Goal: Make an exact copy of all the entries, but do not reproduce the pictures.

Record set:
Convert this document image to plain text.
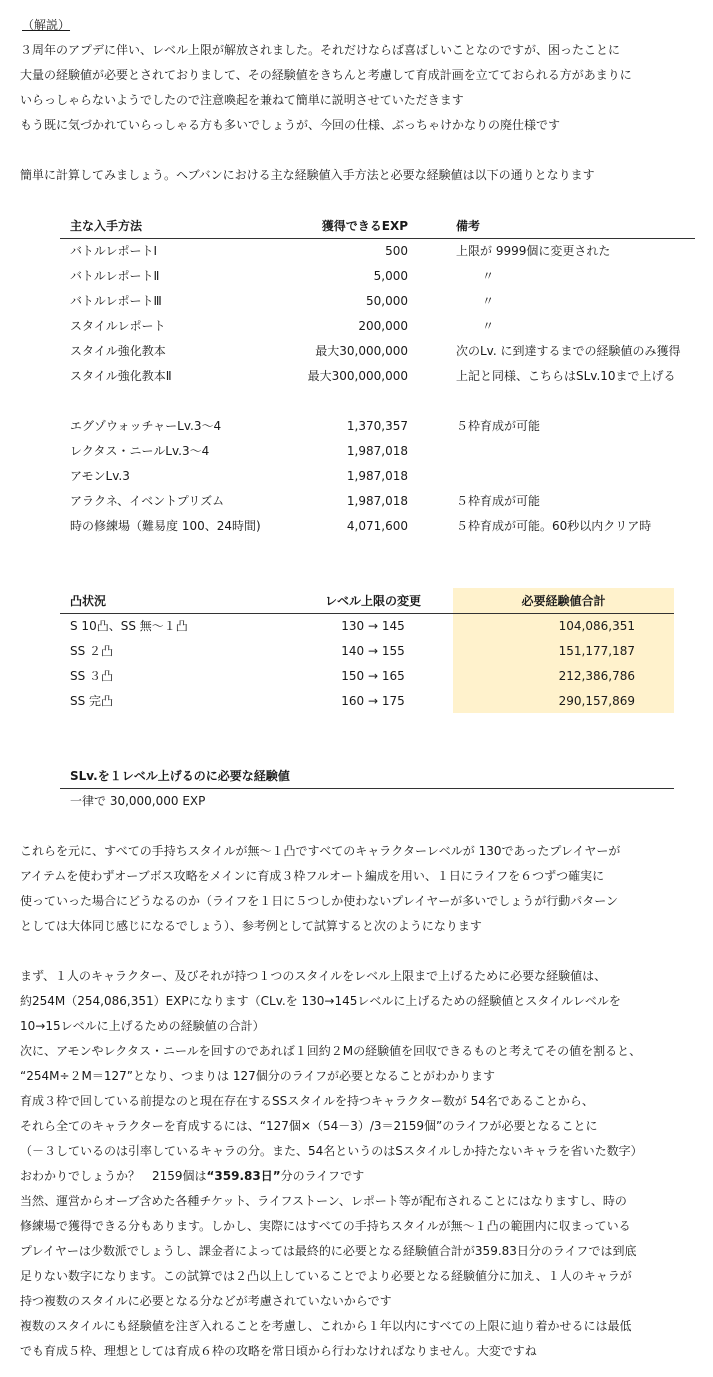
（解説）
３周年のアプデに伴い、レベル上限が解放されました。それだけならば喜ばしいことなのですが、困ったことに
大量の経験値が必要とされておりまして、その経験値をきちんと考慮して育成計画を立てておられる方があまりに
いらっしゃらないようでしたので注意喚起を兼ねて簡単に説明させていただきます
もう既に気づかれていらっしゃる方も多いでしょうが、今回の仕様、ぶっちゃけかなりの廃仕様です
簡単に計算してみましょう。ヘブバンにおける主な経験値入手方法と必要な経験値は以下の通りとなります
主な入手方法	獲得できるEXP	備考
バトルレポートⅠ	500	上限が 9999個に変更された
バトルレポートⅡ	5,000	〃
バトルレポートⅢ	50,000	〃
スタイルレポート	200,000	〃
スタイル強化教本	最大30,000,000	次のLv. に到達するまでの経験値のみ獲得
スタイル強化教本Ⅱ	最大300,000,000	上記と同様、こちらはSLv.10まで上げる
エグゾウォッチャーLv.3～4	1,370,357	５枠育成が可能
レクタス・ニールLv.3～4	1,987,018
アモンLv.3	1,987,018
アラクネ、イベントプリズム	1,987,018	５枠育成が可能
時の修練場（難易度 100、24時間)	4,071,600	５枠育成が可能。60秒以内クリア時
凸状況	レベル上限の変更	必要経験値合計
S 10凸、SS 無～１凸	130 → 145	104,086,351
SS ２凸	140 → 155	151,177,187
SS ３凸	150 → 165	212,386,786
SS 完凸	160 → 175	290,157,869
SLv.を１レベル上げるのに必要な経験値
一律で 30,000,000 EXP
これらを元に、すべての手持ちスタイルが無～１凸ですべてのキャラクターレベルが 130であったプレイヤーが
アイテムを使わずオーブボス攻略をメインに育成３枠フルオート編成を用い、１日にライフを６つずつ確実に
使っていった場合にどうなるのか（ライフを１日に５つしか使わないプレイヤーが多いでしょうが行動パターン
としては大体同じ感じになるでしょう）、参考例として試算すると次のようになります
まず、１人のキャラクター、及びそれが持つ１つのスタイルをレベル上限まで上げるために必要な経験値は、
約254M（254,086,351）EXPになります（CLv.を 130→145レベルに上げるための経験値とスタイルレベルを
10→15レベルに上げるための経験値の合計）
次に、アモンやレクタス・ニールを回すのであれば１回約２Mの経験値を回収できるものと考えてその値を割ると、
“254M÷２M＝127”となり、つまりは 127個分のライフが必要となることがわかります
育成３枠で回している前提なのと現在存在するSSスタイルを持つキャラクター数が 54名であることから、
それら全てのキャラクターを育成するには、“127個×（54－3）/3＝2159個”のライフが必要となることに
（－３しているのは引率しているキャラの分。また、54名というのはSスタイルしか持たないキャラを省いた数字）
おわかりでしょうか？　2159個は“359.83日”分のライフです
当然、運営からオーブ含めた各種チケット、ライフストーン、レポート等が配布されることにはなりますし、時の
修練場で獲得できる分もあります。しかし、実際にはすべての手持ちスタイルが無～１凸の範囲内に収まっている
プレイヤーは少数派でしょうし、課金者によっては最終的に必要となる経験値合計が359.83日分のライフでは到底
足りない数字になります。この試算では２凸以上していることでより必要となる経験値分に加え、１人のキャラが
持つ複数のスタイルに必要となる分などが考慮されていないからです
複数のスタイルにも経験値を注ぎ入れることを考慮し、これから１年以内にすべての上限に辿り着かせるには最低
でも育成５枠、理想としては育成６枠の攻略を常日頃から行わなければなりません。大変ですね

The output:
Convert this document image to plain text.
（解説）
３周年のアプデに伴い、レベル上限が解放されました。それだけならば喜ばしいことなのですが、困ったことに
大量の経験値が必要とされておりまして、その経験値をきちんと考慮して育成計画を立てておられる方があまりに
いらっしゃらないようでしたので注意喚起を兼ねて簡単に説明させていただきます
もう既に気づかれていらっしゃる方も多いでしょうが、今回の仕様、ぶっちゃけかなりの廃仕様です
簡単に計算してみましょう。ヘブバンにおける主な経験値入手方法と必要な経験値は以下の通りとなります
主な入手方法	獲得できるEXP	備考
バトルレポートⅠ	500	上限が 9999個に変更された
バトルレポートⅡ	5,000	〃
バトルレポートⅢ	50,000	〃
スタイルレポート	200,000	〃
スタイル強化教本	最大30,000,000	次のLv. に到達するまでの経験値のみ獲得
スタイル強化教本Ⅱ	最大300,000,000	上記と同様、こちらはSLv.10まで上げる
エグゾウォッチャーLv.3～4	1,370,357	５枠育成が可能
レクタス・ニールLv.3～4	1,987,018
アモンLv.3	1,987,018
アラクネ、イベントプリズム	1,987,018	５枠育成が可能
時の修練場（難易度 100、24時間)	4,071,600	５枠育成が可能。60秒以内クリア時
凸状況	レベル上限の変更	必要経験値合計
S 10凸、SS 無～１凸	130 → 145	104,086,351
SS ２凸	140 → 155	151,177,187
SS ３凸	150 → 165	212,386,786
SS 完凸	160 → 175	290,157,869
SLv.を１レベル上げるのに必要な経験値
一律で 30,000,000 EXP
これらを元に、すべての手持ちスタイルが無～１凸ですべてのキャラクターレベルが 130であったプレイヤーが
アイテムを使わずオーブボス攻略をメインに育成３枠フルオート編成を用い、１日にライフを６つずつ確実に
使っていった場合にどうなるのか（ライフを１日に５つしか使わないプレイヤーが多いでしょうが行動パターン
としては大体同じ感じになるでしょう）、参考例として試算すると次のようになります
まず、１人のキャラクター、及びそれが持つ１つのスタイルをレベル上限まで上げるために必要な経験値は、
約254M（254,086,351）EXPになります（CLv.を 130→145レベルに上げるための経験値とスタイルレベルを
10→15レベルに上げるための経験値の合計）
次に、アモンやレクタス・ニールを回すのであれば１回約２Mの経験値を回収できるものと考えてその値を割ると、
“254M÷２M＝127”となり、つまりは 127個分のライフが必要となることがわかります
育成３枠で回している前提なのと現在存在するSSスタイルを持つキャラクター数が 54名であることから、
それら全てのキャラクターを育成するには、“127個×（54－3）/3＝2159個”のライフが必要となることに
（－３しているのは引率しているキャラの分。また、54名というのはSスタイルしか持たないキャラを省いた数字）
おわかりでしょうか？　2159個は“359.83日”分のライフです
当然、運営からオーブ含めた各種チケット、ライフストーン、レポート等が配布されることにはなりますし、時の
修練場で獲得できる分もあります。しかし、実際にはすべての手持ちスタイルが無～１凸の範囲内に収まっている
プレイヤーは少数派でしょうし、課金者によっては最終的に必要となる経験値合計が359.83日分のライフでは到底
足りない数字になります。この試算では２凸以上していることでより必要となる経験値分に加え、１人のキャラが
持つ複数のスタイルに必要となる分などが考慮されていないからです
複数のスタイルにも経験値を注ぎ入れることを考慮し、これから１年以内にすべての上限に辿り着かせるには最低
でも育成５枠、理想としては育成６枠の攻略を常日頃から行わなければなりません。大変ですね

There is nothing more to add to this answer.